SET TASK → Show only lines that include "Andrea".

Stored entries →
— START —

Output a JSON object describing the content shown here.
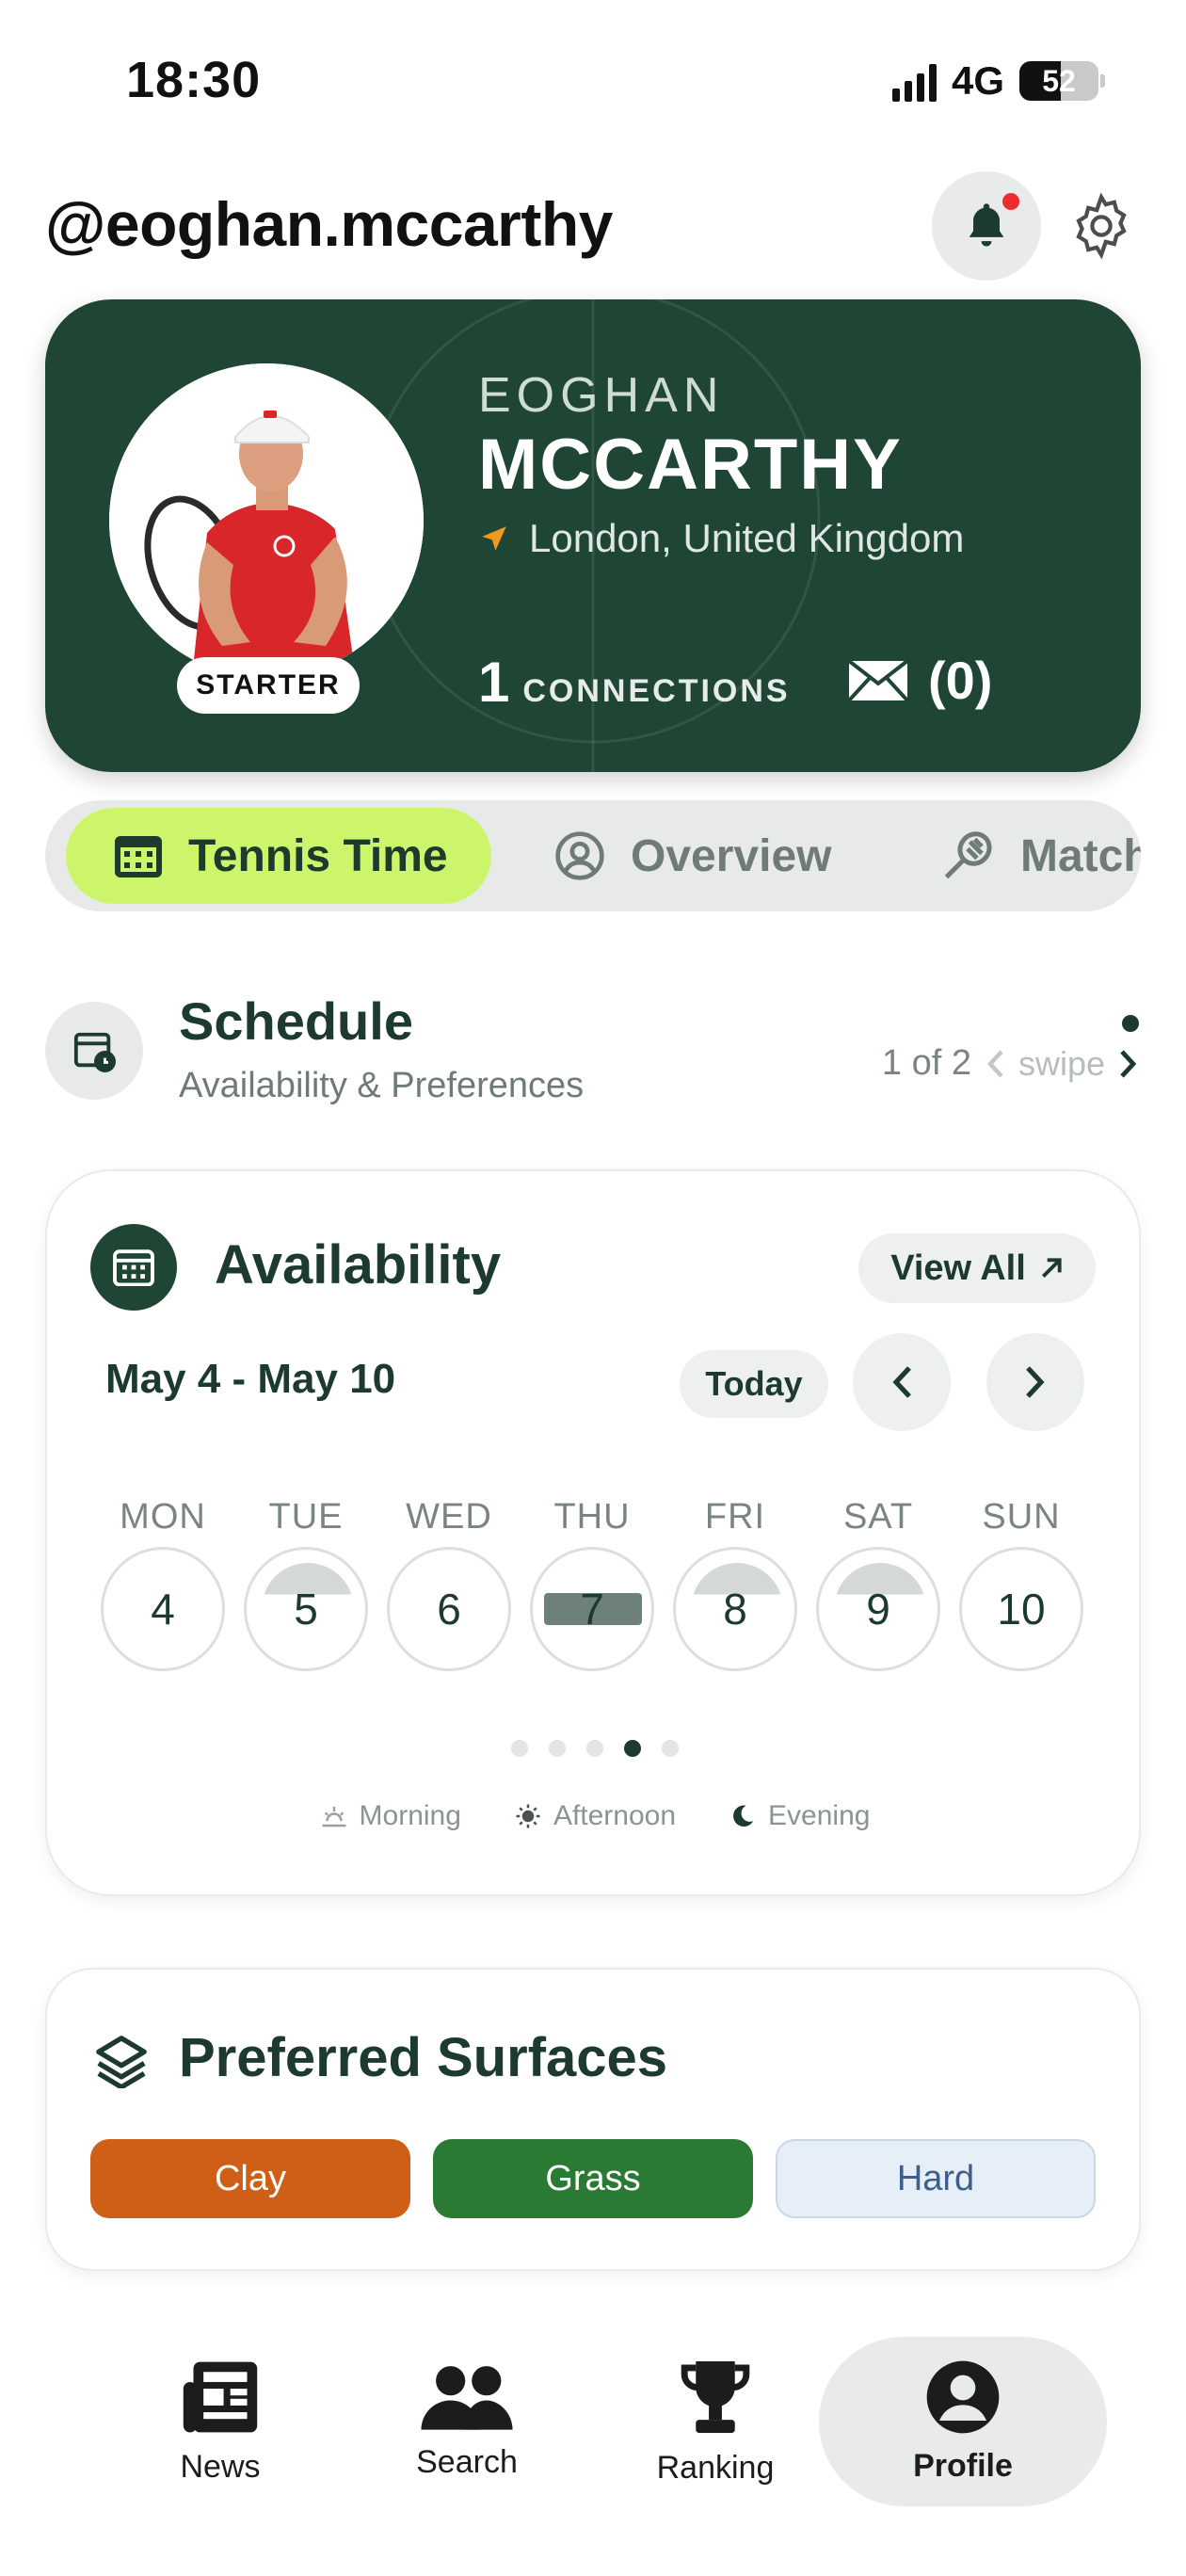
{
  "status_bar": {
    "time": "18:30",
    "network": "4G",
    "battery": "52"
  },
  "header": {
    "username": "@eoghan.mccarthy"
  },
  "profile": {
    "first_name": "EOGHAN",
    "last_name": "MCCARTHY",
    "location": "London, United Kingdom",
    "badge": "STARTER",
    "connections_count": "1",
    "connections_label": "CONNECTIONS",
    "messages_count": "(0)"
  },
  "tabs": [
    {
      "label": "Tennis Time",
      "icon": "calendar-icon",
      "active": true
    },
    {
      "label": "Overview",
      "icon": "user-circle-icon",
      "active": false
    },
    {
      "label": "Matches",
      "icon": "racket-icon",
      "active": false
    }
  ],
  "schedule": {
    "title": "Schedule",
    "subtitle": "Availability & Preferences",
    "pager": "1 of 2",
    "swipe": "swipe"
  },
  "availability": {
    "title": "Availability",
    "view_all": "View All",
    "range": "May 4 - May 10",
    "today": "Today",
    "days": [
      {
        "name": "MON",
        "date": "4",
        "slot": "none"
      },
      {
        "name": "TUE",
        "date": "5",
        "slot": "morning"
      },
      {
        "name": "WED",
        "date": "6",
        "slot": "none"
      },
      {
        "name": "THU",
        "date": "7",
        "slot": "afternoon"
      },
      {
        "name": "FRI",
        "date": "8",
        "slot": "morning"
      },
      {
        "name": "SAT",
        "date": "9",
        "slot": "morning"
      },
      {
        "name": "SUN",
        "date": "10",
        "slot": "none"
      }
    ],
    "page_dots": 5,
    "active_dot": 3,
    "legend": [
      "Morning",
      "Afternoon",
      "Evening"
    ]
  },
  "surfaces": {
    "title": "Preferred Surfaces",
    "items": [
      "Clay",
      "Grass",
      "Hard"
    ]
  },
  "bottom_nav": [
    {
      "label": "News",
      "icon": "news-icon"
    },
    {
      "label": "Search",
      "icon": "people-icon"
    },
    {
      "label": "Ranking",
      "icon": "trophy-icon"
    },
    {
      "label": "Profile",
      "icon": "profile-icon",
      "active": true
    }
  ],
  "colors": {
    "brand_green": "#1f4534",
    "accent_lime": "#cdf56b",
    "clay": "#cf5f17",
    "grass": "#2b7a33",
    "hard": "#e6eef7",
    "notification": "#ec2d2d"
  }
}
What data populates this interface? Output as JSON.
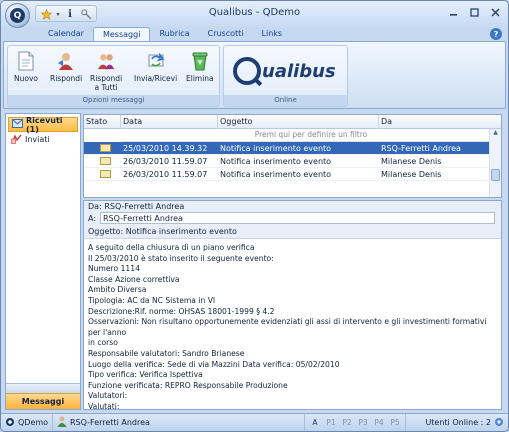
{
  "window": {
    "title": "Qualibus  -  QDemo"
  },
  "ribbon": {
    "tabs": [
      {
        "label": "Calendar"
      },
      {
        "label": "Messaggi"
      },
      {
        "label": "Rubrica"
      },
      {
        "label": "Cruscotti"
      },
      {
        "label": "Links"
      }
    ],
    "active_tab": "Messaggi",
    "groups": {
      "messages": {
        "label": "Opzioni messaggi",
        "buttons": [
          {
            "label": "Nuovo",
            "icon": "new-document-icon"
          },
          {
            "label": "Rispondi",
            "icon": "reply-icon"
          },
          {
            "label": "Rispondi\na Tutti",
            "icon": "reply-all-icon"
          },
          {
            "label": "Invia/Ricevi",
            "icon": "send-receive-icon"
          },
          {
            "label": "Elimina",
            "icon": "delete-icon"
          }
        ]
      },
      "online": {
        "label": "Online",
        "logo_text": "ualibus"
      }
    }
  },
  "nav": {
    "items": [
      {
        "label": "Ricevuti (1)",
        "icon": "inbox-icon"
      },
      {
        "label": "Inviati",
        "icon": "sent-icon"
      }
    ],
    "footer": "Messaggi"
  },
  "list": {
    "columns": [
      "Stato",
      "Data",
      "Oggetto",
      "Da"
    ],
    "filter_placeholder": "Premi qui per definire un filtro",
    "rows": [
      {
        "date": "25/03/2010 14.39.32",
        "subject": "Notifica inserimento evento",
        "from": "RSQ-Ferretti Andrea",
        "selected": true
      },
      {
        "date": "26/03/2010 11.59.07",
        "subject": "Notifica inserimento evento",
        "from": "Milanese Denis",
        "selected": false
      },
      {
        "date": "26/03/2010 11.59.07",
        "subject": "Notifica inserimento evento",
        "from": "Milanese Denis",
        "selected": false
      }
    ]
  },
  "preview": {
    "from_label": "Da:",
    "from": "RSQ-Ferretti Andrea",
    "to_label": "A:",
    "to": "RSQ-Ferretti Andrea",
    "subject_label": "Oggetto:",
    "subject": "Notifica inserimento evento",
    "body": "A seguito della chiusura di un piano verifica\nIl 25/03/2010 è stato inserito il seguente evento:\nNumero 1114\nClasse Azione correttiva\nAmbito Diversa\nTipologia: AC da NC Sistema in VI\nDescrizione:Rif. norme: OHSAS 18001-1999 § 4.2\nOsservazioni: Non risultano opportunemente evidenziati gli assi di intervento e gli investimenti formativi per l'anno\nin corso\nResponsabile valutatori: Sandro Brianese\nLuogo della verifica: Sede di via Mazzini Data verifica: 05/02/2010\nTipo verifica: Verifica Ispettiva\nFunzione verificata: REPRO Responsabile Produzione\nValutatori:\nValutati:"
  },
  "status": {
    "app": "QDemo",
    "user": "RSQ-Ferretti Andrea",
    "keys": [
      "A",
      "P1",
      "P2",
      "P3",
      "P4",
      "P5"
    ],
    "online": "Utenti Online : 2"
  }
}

— END —

ANSWER FOR THIS EXERCISE →
        "from": "RSQ-Ferretti Andrea",
    "from": "RSQ-Ferretti Andrea",
    "to": "RSQ-Ferretti Andrea",
    "user": "RSQ-Ferretti Andrea",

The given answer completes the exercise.